[START OF Data supplied]
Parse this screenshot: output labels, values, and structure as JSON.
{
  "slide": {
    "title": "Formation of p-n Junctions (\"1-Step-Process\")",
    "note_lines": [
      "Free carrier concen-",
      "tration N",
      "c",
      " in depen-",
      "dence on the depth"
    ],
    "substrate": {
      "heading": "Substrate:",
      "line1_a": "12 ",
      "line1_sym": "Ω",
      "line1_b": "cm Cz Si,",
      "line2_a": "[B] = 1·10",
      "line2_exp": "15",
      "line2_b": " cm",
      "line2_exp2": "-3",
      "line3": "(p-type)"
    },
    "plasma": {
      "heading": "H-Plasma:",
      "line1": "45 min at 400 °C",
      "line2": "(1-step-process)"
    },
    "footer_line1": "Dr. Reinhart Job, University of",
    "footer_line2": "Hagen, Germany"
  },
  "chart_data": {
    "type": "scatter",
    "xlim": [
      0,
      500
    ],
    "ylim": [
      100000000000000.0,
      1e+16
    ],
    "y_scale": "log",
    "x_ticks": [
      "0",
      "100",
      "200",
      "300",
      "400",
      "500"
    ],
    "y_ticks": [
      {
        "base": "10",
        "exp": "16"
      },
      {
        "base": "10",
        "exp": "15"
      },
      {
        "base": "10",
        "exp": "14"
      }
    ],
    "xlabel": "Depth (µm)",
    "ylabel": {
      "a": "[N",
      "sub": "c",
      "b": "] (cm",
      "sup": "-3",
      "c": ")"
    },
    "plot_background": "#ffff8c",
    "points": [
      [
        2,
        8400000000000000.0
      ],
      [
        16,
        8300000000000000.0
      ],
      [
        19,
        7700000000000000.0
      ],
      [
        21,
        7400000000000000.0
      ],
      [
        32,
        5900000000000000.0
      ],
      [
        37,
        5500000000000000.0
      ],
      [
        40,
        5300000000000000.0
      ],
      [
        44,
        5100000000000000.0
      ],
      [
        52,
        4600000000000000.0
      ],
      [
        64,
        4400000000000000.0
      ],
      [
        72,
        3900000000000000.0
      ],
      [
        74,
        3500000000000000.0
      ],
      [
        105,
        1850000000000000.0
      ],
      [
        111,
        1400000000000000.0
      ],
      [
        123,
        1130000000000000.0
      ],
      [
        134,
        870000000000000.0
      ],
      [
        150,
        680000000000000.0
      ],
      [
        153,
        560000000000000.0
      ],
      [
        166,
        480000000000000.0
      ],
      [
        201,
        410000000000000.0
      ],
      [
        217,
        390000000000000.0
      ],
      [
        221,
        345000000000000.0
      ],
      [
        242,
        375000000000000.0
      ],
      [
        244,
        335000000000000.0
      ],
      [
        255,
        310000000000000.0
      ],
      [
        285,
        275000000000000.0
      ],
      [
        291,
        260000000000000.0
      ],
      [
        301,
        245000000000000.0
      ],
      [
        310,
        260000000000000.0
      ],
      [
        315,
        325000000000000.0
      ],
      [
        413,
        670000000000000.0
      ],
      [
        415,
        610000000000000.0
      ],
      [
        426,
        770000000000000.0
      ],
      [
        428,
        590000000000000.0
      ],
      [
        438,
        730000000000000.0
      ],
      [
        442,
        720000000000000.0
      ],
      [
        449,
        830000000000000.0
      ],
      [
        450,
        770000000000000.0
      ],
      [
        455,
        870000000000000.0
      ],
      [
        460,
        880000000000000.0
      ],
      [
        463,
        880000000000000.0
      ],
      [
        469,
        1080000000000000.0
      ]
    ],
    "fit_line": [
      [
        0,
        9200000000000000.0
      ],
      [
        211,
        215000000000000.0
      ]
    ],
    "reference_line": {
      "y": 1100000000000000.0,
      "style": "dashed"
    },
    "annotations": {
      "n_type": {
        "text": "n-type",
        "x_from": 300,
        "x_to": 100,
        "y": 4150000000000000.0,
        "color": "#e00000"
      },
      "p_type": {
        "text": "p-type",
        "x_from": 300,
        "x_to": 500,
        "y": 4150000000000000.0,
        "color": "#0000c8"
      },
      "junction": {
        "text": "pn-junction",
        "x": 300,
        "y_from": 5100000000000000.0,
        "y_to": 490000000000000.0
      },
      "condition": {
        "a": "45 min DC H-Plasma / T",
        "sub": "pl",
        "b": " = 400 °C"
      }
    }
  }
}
[END OF Data supplied]
Written request
Identify the lines in the entries that hold "heading" and return each one.

Full solution
      "heading": "Substrate:",
      "heading": "H-Plasma:",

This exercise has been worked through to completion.